> REQUIREMENTS
For the entries that follow, tally the lines holding the string "emissions". Give the total and nothing else.
#### DATA FOR THIS TASK
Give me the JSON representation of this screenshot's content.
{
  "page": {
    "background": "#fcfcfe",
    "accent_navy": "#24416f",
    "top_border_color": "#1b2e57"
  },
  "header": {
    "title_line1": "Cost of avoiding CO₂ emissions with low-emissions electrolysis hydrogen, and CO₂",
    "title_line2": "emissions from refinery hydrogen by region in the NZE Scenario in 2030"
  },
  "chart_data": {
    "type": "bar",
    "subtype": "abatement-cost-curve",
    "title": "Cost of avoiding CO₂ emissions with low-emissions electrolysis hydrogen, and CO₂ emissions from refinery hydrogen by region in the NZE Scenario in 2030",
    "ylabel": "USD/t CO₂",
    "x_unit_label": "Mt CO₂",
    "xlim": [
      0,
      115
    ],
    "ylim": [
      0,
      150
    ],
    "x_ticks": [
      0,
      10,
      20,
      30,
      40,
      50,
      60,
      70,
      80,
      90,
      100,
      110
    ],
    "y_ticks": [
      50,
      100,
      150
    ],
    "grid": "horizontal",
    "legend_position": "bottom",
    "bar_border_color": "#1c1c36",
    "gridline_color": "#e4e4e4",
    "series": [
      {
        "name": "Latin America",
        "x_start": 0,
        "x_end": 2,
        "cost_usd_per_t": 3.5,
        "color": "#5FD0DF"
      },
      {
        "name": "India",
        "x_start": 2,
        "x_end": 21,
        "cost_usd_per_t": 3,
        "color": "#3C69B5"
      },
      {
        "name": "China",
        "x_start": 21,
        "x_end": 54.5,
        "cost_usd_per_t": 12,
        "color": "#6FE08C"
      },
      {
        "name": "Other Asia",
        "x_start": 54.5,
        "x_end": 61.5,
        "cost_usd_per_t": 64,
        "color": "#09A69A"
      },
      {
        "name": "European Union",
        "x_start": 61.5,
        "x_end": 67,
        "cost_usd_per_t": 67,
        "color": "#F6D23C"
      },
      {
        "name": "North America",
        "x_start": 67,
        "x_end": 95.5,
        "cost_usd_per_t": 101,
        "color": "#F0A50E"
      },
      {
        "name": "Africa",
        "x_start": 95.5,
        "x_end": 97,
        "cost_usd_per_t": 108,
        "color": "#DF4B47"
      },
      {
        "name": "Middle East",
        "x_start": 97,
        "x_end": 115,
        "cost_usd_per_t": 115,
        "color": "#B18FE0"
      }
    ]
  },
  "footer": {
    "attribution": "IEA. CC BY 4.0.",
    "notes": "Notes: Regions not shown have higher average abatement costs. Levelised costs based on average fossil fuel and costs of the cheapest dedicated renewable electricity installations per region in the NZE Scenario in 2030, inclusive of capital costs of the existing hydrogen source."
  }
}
########
> TASK SOLUTION
3